— BEGIN RECORD EXCERPTS —

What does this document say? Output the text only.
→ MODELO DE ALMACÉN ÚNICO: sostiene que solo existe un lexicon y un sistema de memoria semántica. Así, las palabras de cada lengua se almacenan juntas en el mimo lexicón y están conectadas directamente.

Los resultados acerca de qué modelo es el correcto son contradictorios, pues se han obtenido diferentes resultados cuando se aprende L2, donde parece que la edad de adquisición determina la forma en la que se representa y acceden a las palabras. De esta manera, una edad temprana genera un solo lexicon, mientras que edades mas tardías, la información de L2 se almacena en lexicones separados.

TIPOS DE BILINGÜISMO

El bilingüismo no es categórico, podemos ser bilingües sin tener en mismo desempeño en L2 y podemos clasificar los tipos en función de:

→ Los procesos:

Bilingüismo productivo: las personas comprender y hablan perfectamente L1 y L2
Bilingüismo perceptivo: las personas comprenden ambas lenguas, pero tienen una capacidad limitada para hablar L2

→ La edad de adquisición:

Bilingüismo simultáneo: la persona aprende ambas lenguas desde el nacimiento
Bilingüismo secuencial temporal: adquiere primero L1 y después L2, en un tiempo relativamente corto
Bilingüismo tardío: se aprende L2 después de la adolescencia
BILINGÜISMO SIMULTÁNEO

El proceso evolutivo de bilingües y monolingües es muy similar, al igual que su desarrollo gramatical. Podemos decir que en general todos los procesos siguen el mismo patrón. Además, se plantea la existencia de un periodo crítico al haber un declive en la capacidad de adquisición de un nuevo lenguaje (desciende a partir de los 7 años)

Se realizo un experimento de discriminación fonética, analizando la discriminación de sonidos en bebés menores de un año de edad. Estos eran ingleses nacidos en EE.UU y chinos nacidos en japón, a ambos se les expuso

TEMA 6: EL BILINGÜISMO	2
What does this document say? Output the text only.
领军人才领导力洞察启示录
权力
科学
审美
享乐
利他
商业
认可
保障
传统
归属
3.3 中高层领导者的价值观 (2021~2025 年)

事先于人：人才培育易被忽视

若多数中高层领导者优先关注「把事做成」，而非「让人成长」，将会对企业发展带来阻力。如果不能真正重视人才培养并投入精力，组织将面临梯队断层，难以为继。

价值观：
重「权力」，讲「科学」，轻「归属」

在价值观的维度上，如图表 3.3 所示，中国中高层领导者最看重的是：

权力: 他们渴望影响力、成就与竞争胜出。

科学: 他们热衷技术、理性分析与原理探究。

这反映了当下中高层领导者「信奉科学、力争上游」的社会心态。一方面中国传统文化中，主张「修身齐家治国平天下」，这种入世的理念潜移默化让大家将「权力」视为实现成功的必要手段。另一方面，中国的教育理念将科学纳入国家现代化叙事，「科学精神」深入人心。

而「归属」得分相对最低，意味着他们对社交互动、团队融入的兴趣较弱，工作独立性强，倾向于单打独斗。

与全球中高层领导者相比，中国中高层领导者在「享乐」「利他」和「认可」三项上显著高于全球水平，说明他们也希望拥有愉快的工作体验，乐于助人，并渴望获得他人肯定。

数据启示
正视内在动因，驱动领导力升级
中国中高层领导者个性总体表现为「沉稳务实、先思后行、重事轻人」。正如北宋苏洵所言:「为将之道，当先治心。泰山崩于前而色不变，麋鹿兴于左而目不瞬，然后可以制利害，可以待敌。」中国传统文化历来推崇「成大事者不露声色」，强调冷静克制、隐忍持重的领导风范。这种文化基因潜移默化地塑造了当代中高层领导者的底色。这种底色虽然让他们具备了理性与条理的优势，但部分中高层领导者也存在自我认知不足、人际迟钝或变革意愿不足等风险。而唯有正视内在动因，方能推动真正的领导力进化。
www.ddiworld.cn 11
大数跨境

— END RECORD EXCERPTS —

● **TASK REQUIREMENTS**
Copy down every line of the material above that includes the string "personas".

● **ANSWER BELOW**
Bilingüismo productivo: las personas comprender y hablan perfectamente L1 y L2
Bilingüismo perceptivo: las personas comprenden ambas lenguas, pero tienen una capacidad limitada para hablar L2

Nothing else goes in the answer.